#### [WHAT THE EXERCISE ASKS]
Read the records below. Copy each line where the string "patients" occurs.
--- INPUT RECORDS Enclosed Below ---
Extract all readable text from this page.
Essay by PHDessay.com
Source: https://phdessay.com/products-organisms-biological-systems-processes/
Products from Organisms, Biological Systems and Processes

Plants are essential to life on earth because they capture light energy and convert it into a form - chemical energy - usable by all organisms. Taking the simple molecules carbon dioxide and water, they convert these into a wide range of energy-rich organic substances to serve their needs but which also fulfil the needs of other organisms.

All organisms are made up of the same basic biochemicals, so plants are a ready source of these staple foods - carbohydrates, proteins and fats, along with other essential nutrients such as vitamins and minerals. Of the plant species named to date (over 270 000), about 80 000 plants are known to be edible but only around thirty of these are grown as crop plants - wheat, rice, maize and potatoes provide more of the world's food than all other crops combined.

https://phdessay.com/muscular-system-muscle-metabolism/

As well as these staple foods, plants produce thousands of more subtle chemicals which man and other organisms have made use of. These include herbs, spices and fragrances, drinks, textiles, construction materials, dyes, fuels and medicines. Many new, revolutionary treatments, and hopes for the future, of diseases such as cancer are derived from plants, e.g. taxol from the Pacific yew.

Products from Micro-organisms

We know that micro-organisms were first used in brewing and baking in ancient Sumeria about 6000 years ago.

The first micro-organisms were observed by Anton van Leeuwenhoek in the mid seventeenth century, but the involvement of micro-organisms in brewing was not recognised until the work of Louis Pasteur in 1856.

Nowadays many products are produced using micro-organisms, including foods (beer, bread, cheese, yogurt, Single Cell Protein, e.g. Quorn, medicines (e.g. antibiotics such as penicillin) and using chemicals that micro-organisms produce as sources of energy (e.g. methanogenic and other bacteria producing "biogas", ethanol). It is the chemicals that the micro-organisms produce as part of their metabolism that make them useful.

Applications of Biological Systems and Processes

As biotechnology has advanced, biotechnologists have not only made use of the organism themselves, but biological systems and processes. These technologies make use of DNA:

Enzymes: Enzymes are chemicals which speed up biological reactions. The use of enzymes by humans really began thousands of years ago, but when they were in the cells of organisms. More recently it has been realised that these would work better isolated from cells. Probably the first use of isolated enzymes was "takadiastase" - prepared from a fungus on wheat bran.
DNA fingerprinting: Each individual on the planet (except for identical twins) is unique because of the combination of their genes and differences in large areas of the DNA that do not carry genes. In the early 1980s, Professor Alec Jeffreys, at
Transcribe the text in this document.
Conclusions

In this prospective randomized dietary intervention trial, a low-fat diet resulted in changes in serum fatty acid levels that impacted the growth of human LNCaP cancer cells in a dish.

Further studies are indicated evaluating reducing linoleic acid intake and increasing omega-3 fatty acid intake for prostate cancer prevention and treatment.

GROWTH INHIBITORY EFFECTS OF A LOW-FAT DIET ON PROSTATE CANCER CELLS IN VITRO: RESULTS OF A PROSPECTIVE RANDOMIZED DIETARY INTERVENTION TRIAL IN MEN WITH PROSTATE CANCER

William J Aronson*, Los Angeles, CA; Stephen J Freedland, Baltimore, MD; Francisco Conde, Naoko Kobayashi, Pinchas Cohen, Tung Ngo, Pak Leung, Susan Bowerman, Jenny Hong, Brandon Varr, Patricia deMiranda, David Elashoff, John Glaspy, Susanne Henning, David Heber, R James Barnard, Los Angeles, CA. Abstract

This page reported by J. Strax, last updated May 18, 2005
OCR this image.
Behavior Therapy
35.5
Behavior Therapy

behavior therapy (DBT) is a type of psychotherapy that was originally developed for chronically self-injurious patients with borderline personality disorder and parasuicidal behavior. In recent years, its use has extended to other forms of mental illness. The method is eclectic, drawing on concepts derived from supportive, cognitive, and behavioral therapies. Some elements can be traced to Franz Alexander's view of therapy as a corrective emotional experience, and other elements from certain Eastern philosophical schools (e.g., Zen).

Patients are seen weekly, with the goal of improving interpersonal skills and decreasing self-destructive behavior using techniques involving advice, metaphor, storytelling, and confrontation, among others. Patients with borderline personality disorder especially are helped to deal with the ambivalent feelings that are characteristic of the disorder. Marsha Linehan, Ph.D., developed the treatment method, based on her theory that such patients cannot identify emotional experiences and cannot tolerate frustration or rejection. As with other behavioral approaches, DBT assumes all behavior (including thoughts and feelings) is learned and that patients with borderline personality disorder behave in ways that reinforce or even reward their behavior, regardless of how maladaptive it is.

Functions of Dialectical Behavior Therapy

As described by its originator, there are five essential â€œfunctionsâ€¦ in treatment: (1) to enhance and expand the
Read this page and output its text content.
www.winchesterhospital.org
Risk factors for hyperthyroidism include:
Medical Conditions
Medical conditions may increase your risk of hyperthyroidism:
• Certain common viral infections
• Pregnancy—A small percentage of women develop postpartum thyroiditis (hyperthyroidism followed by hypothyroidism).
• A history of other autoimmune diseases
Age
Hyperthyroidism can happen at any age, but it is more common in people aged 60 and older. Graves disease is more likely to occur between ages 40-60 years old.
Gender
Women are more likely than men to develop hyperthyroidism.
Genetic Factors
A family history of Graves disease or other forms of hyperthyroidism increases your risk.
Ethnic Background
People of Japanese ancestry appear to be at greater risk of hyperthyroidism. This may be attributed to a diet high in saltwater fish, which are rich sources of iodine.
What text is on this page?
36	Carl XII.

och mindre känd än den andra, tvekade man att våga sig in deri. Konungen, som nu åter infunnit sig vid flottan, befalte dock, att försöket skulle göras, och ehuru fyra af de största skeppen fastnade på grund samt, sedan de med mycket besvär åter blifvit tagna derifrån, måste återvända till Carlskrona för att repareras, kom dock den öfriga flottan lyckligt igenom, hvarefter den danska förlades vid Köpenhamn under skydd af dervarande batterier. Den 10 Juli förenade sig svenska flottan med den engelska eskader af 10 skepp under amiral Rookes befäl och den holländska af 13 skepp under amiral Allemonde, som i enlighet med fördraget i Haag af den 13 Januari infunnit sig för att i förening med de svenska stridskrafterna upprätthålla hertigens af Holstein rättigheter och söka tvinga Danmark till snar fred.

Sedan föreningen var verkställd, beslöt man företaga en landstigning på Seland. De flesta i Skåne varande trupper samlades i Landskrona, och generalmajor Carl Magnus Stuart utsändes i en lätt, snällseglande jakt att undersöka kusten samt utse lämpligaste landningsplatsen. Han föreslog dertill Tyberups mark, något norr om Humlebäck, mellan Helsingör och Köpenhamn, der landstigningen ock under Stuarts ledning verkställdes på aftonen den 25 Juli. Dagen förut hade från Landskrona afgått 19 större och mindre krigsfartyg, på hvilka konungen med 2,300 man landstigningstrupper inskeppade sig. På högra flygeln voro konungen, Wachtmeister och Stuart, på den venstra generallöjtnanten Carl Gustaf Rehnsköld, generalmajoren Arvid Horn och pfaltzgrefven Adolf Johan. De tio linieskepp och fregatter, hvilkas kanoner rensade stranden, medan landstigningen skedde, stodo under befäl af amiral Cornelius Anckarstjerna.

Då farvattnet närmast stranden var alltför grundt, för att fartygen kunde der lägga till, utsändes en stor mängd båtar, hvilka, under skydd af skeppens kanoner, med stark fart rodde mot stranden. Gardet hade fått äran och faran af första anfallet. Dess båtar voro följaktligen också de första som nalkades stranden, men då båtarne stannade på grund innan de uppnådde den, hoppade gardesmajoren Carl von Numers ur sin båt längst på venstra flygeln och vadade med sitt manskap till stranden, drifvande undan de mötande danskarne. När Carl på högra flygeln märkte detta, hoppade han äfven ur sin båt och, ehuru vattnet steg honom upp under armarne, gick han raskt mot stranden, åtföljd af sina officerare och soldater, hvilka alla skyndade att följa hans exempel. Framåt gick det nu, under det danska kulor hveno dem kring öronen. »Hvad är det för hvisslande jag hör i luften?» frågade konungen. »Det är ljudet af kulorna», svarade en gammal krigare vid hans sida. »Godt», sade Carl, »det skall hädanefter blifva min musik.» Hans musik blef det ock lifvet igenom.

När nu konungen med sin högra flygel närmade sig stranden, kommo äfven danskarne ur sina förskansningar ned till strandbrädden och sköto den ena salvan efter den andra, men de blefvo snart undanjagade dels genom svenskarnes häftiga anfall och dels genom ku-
--- End of Enclosed INPUT RECORDS ---
#### [TASK SOLUTION]
behavior therapy (DBT) is a type of psychotherapy that was originally developed for chronically self-injurious patients with borderline personality disorder and parasuicidal behavior. In recent years, its use has extended to other forms of mental illness. The method is eclectic, drawing on concepts derived from supportive, cognitive, and behavioral therapies. Some elements can be traced to Franz Alexander's view of therapy as a corrective emotional experience, and other elements from certain Eastern philosophical schools (e.g., Zen).
Patients are seen weekly, with the goal of improving interpersonal skills and decreasing self-destructive behavior using techniques involving advice, metaphor, storytelling, and confrontation, among others. Patients with borderline personality disorder especially are helped to deal with the ambivalent feelings that are characteristic of the disorder. Marsha Linehan, Ph.D., developed the treatment method, based on her theory that such patients cannot identify emotional experiences and cannot tolerate frustration or rejection. As with other behavioral approaches, DBT assumes all behavior (including thoughts and feelings) is learned and that patients with borderline personality disorder behave in ways that reinforce or even reward their behavior, regardless of how maladaptive it is.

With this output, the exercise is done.